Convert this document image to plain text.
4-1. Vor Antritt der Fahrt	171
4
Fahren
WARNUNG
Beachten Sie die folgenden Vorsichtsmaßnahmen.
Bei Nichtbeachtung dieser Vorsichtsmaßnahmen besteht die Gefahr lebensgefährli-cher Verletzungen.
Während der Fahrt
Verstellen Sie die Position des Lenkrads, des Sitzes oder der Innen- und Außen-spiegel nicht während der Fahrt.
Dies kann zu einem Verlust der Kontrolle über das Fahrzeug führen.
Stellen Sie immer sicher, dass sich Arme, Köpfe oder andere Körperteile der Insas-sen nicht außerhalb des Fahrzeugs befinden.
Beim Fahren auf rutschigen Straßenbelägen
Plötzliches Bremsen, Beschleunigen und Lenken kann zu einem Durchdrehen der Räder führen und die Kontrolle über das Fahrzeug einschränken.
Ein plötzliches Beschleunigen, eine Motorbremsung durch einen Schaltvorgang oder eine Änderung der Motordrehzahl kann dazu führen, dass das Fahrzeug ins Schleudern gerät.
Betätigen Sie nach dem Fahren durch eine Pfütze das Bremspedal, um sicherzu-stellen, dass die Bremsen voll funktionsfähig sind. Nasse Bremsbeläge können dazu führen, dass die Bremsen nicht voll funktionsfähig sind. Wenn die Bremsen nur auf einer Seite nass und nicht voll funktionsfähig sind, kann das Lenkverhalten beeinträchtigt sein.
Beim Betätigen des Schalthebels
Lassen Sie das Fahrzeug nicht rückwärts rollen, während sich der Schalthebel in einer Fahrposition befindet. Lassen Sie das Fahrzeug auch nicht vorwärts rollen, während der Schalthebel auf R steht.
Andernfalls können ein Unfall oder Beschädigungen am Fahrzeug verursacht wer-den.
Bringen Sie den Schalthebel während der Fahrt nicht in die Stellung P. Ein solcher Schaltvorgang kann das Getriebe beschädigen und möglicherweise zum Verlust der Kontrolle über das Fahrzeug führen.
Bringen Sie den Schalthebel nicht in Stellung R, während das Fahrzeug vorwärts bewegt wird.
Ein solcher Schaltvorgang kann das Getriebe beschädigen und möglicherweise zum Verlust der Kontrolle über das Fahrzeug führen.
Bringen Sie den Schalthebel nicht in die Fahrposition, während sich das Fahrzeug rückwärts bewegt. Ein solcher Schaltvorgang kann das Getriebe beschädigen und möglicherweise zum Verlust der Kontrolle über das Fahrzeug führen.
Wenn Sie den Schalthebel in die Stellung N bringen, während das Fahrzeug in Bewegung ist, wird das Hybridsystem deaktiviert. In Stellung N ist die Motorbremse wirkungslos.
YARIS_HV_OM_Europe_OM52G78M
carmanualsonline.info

# Exercise objective:
Each entry above is to be printed again exactly.

# Written solution:
Convert this document image to plain text.
4-1. Vor Antritt der Fahrt	171
4
Fahren
WARNUNG
Beachten Sie die folgenden Vorsichtsmaßnahmen.
Bei Nichtbeachtung dieser Vorsichtsmaßnahmen besteht die Gefahr lebensgefährli-cher Verletzungen.
Während der Fahrt
Verstellen Sie die Position des Lenkrads, des Sitzes oder der Innen- und Außen-spiegel nicht während der Fahrt.
Dies kann zu einem Verlust der Kontrolle über das Fahrzeug führen.
Stellen Sie immer sicher, dass sich Arme, Köpfe oder andere Körperteile der Insas-sen nicht außerhalb des Fahrzeugs befinden.
Beim Fahren auf rutschigen Straßenbelägen
Plötzliches Bremsen, Beschleunigen und Lenken kann zu einem Durchdrehen der Räder führen und die Kontrolle über das Fahrzeug einschränken.
Ein plötzliches Beschleunigen, eine Motorbremsung durch einen Schaltvorgang oder eine Änderung der Motordrehzahl kann dazu führen, dass das Fahrzeug ins Schleudern gerät.
Betätigen Sie nach dem Fahren durch eine Pfütze das Bremspedal, um sicherzu-stellen, dass die Bremsen voll funktionsfähig sind. Nasse Bremsbeläge können dazu führen, dass die Bremsen nicht voll funktionsfähig sind. Wenn die Bremsen nur auf einer Seite nass und nicht voll funktionsfähig sind, kann das Lenkverhalten beeinträchtigt sein.
Beim Betätigen des Schalthebels
Lassen Sie das Fahrzeug nicht rückwärts rollen, während sich der Schalthebel in einer Fahrposition befindet. Lassen Sie das Fahrzeug auch nicht vorwärts rollen, während der Schalthebel auf R steht.
Andernfalls können ein Unfall oder Beschädigungen am Fahrzeug verursacht wer-den.
Bringen Sie den Schalthebel während der Fahrt nicht in die Stellung P. Ein solcher Schaltvorgang kann das Getriebe beschädigen und möglicherweise zum Verlust der Kontrolle über das Fahrzeug führen.
Bringen Sie den Schalthebel nicht in Stellung R, während das Fahrzeug vorwärts bewegt wird.
Ein solcher Schaltvorgang kann das Getriebe beschädigen und möglicherweise zum Verlust der Kontrolle über das Fahrzeug führen.
Bringen Sie den Schalthebel nicht in die Fahrposition, während sich das Fahrzeug rückwärts bewegt. Ein solcher Schaltvorgang kann das Getriebe beschädigen und möglicherweise zum Verlust der Kontrolle über das Fahrzeug führen.
Wenn Sie den Schalthebel in die Stellung N bringen, während das Fahrzeug in Bewegung ist, wird das Hybridsystem deaktiviert. In Stellung N ist die Motorbremse wirkungslos.
YARIS_HV_OM_Europe_OM52G78M
carmanualsonline.info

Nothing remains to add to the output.